**Directions**
Reproduce each line of the listing exactly.
Begin Available data
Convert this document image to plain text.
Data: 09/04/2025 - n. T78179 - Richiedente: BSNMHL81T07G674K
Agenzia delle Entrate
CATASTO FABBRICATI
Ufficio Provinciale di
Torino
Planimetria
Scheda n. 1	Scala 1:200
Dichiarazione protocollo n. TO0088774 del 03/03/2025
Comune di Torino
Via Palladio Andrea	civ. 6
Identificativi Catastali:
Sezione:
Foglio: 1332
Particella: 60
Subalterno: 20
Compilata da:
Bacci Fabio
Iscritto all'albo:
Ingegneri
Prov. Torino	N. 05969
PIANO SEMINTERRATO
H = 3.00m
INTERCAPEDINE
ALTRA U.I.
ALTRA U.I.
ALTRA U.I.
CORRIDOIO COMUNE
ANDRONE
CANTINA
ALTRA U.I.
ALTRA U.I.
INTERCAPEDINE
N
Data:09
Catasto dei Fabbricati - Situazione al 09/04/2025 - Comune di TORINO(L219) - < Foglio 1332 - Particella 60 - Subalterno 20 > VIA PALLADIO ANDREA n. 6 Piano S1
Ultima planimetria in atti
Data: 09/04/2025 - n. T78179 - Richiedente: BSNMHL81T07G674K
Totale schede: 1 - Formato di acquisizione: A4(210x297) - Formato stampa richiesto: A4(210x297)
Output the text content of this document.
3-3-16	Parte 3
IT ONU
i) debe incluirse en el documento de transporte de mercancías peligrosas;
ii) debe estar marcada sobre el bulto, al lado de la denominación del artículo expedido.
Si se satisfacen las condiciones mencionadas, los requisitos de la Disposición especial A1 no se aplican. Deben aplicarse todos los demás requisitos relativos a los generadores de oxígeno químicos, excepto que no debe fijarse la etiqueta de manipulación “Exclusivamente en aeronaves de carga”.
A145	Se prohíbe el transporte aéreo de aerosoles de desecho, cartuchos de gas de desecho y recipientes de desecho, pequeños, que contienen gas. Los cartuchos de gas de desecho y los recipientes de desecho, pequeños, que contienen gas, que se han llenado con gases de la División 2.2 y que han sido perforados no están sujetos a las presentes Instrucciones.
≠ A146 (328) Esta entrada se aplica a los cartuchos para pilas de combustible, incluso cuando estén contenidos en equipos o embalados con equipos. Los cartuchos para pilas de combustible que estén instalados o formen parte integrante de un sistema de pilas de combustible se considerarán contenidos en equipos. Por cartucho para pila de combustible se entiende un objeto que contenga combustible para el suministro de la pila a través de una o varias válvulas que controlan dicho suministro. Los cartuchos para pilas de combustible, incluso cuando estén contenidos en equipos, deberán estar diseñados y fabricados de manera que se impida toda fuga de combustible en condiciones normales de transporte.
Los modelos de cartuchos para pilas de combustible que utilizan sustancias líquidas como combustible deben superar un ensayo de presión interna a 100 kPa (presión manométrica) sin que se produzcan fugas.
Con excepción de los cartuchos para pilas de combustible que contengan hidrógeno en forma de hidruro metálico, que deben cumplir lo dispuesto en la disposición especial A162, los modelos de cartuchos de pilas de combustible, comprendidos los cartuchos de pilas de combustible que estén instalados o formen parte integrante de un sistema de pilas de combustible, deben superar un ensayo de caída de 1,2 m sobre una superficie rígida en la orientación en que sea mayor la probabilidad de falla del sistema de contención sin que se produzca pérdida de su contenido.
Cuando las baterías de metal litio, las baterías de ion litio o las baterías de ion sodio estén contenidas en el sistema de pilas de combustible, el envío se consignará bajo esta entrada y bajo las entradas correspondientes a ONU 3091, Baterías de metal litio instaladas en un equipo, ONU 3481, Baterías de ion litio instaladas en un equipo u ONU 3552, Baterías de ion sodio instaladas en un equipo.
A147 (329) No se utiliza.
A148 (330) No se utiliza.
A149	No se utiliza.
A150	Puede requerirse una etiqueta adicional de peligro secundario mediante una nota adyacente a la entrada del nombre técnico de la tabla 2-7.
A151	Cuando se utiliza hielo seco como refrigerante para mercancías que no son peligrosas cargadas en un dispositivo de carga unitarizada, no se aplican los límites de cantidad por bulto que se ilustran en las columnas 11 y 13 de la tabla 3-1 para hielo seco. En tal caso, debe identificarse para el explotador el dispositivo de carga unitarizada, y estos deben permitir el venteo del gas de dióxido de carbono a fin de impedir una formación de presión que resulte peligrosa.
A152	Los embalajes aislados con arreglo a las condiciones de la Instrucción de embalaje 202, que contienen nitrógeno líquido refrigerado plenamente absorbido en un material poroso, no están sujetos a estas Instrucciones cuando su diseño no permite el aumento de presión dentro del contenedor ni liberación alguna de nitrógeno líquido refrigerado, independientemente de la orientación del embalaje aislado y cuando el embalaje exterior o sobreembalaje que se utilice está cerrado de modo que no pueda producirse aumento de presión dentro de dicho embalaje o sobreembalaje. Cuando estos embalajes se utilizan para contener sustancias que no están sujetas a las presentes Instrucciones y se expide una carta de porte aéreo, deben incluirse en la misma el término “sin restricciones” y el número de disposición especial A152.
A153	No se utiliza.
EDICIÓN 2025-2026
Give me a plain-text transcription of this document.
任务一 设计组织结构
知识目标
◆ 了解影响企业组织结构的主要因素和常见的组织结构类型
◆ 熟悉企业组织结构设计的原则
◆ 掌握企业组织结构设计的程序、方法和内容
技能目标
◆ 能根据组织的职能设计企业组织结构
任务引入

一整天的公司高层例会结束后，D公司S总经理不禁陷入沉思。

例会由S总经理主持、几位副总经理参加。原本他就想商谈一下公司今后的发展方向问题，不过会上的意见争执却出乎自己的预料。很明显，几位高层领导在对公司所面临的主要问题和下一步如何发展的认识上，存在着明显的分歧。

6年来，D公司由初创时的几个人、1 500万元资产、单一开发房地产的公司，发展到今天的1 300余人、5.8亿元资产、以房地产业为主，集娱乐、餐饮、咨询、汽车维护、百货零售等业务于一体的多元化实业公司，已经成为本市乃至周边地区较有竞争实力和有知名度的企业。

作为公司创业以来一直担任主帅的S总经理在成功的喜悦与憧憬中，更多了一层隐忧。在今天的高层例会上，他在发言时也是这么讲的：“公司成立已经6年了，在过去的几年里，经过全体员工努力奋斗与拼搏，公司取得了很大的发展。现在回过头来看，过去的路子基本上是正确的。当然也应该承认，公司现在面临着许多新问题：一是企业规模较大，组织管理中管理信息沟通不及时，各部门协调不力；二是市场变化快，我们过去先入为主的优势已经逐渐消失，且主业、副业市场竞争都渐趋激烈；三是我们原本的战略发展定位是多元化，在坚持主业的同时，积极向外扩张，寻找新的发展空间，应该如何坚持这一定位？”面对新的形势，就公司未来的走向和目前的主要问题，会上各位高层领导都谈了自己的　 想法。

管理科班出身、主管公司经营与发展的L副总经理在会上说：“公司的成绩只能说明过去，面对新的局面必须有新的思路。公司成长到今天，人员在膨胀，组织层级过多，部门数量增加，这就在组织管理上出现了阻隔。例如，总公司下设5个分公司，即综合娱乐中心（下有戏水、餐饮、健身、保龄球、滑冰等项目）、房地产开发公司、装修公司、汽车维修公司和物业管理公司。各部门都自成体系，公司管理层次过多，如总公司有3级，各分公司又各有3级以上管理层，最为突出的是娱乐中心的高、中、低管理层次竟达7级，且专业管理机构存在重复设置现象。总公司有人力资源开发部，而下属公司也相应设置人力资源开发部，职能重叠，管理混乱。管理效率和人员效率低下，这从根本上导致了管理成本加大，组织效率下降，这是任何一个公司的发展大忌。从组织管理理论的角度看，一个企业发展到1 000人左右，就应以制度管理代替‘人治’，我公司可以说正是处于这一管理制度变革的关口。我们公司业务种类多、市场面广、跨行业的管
End Available data
**Written solution**
Convert this document image to plain text.
Data: 09/04/2025 - n. T78179 - Richiedente: BSNMHL81T07G674K
Agenzia delle Entrate
CATASTO FABBRICATI
Ufficio Provinciale di
Torino
Planimetria
Scheda n. 1	Scala 1:200
Dichiarazione protocollo n. TO0088774 del 03/03/2025
Comune di Torino
Via Palladio Andrea	civ. 6
Identificativi Catastali:
Sezione:
Foglio: 1332
Particella: 60
Subalterno: 20
Compilata da:
Bacci Fabio
Iscritto all'albo:
Ingegneri
Prov. Torino	N. 05969
PIANO SEMINTERRATO
H = 3.00m
INTERCAPEDINE
ALTRA U.I.
ALTRA U.I.
ALTRA U.I.
CORRIDOIO COMUNE
ANDRONE
CANTINA
ALTRA U.I.
ALTRA U.I.
INTERCAPEDINE
N
Data:09
Catasto dei Fabbricati - Situazione al 09/04/2025 - Comune di TORINO(L219) - < Foglio 1332 - Particella 60 - Subalterno 20 > VIA PALLADIO ANDREA n. 6 Piano S1
Ultima planimetria in atti
Data: 09/04/2025 - n. T78179 - Richiedente: BSNMHL81T07G674K
Totale schede: 1 - Formato di acquisizione: A4(210x297) - Formato stampa richiesto: A4(210x297)
Output the text content of this document.
3-3-16	Parte 3
IT ONU
i) debe incluirse en el documento de transporte de mercancías peligrosas;
ii) debe estar marcada sobre el bulto, al lado de la denominación del artículo expedido.
Si se satisfacen las condiciones mencionadas, los requisitos de la Disposición especial A1 no se aplican. Deben aplicarse todos los demás requisitos relativos a los generadores de oxígeno químicos, excepto que no debe fijarse la etiqueta de manipulación “Exclusivamente en aeronaves de carga”.
A145	Se prohíbe el transporte aéreo de aerosoles de desecho, cartuchos de gas de desecho y recipientes de desecho, pequeños, que contienen gas. Los cartuchos de gas de desecho y los recipientes de desecho, pequeños, que contienen gas, que se han llenado con gases de la División 2.2 y que han sido perforados no están sujetos a las presentes Instrucciones.
≠ A146 (328) Esta entrada se aplica a los cartuchos para pilas de combustible, incluso cuando estén contenidos en equipos o embalados con equipos. Los cartuchos para pilas de combustible que estén instalados o formen parte integrante de un sistema de pilas de combustible se considerarán contenidos en equipos. Por cartucho para pila de combustible se entiende un objeto que contenga combustible para el suministro de la pila a través de una o varias válvulas que controlan dicho suministro. Los cartuchos para pilas de combustible, incluso cuando estén contenidos en equipos, deberán estar diseñados y fabricados de manera que se impida toda fuga de combustible en condiciones normales de transporte.
Los modelos de cartuchos para pilas de combustible que utilizan sustancias líquidas como combustible deben superar un ensayo de presión interna a 100 kPa (presión manométrica) sin que se produzcan fugas.
Con excepción de los cartuchos para pilas de combustible que contengan hidrógeno en forma de hidruro metálico, que deben cumplir lo dispuesto en la disposición especial A162, los modelos de cartuchos de pilas de combustible, comprendidos los cartuchos de pilas de combustible que estén instalados o formen parte integrante de un sistema de pilas de combustible, deben superar un ensayo de caída de 1,2 m sobre una superficie rígida en la orientación en que sea mayor la probabilidad de falla del sistema de contención sin que se produzca pérdida de su contenido.
Cuando las baterías de metal litio, las baterías de ion litio o las baterías de ion sodio estén contenidas en el sistema de pilas de combustible, el envío se consignará bajo esta entrada y bajo las entradas correspondientes a ONU 3091, Baterías de metal litio instaladas en un equipo, ONU 3481, Baterías de ion litio instaladas en un equipo u ONU 3552, Baterías de ion sodio instaladas en un equipo.
A147 (329) No se utiliza.
A148 (330) No se utiliza.
A149	No se utiliza.
A150	Puede requerirse una etiqueta adicional de peligro secundario mediante una nota adyacente a la entrada del nombre técnico de la tabla 2-7.
A151	Cuando se utiliza hielo seco como refrigerante para mercancías que no son peligrosas cargadas en un dispositivo de carga unitarizada, no se aplican los límites de cantidad por bulto que se ilustran en las columnas 11 y 13 de la tabla 3-1 para hielo seco. En tal caso, debe identificarse para el explotador el dispositivo de carga unitarizada, y estos deben permitir el venteo del gas de dióxido de carbono a fin de impedir una formación de presión que resulte peligrosa.
A152	Los embalajes aislados con arreglo a las condiciones de la Instrucción de embalaje 202, que contienen nitrógeno líquido refrigerado plenamente absorbido en un material poroso, no están sujetos a estas Instrucciones cuando su diseño no permite el aumento de presión dentro del contenedor ni liberación alguna de nitrógeno líquido refrigerado, independientemente de la orientación del embalaje aislado y cuando el embalaje exterior o sobreembalaje que se utilice está cerrado de modo que no pueda producirse aumento de presión dentro de dicho embalaje o sobreembalaje. Cuando estos embalajes se utilizan para contener sustancias que no están sujetas a las presentes Instrucciones y se expide una carta de porte aéreo, deben incluirse en la misma el término “sin restricciones” y el número de disposición especial A152.
A153	No se utiliza.
EDICIÓN 2025-2026
Give me a plain-text transcription of this document.
任务一 设计组织结构
知识目标
◆ 了解影响企业组织结构的主要因素和常见的组织结构类型
◆ 熟悉企业组织结构设计的原则
◆ 掌握企业组织结构设计的程序、方法和内容
技能目标
◆ 能根据组织的职能设计企业组织结构
任务引入

一整天的公司高层例会结束后，D公司S总经理不禁陷入沉思。

例会由S总经理主持、几位副总经理参加。原本他就想商谈一下公司今后的发展方向问题，不过会上的意见争执却出乎自己的预料。很明显，几位高层领导在对公司所面临的主要问题和下一步如何发展的认识上，存在着明显的分歧。

6年来，D公司由初创时的几个人、1 500万元资产、单一开发房地产的公司，发展到今天的1 300余人、5.8亿元资产、以房地产业为主，集娱乐、餐饮、咨询、汽车维护、百货零售等业务于一体的多元化实业公司，已经成为本市乃至周边地区较有竞争实力和有知名度的企业。

作为公司创业以来一直担任主帅的S总经理在成功的喜悦与憧憬中，更多了一层隐忧。在今天的高层例会上，他在发言时也是这么讲的：“公司成立已经6年了，在过去的几年里，经过全体员工努力奋斗与拼搏，公司取得了很大的发展。现在回过头来看，过去的路子基本上是正确的。当然也应该承认，公司现在面临着许多新问题：一是企业规模较大，组织管理中管理信息沟通不及时，各部门协调不力；二是市场变化快，我们过去先入为主的优势已经逐渐消失，且主业、副业市场竞争都渐趋激烈；三是我们原本的战略发展定位是多元化，在坚持主业的同时，积极向外扩张，寻找新的发展空间，应该如何坚持这一定位？”面对新的形势，就公司未来的走向和目前的主要问题，会上各位高层领导都谈了自己的　 想法。

管理科班出身、主管公司经营与发展的L副总经理在会上说：“公司的成绩只能说明过去，面对新的局面必须有新的思路。公司成长到今天，人员在膨胀，组织层级过多，部门数量增加，这就在组织管理上出现了阻隔。例如，总公司下设5个分公司，即综合娱乐中心（下有戏水、餐饮、健身、保龄球、滑冰等项目）、房地产开发公司、装修公司、汽车维修公司和物业管理公司。各部门都自成体系，公司管理层次过多，如总公司有3级，各分公司又各有3级以上管理层，最为突出的是娱乐中心的高、中、低管理层次竟达7级，且专业管理机构存在重复设置现象。总公司有人力资源开发部，而下属公司也相应设置人力资源开发部，职能重叠，管理混乱。管理效率和人员效率低下，这从根本上导致了管理成本加大，组织效率下降，这是任何一个公司的发展大忌。从组织管理理论的角度看，一个企业发展到1 000人左右，就应以制度管理代替‘人治’，我公司可以说正是处于这一管理制度变革的关口。我们公司业务种类多、市场面广、跨行业的管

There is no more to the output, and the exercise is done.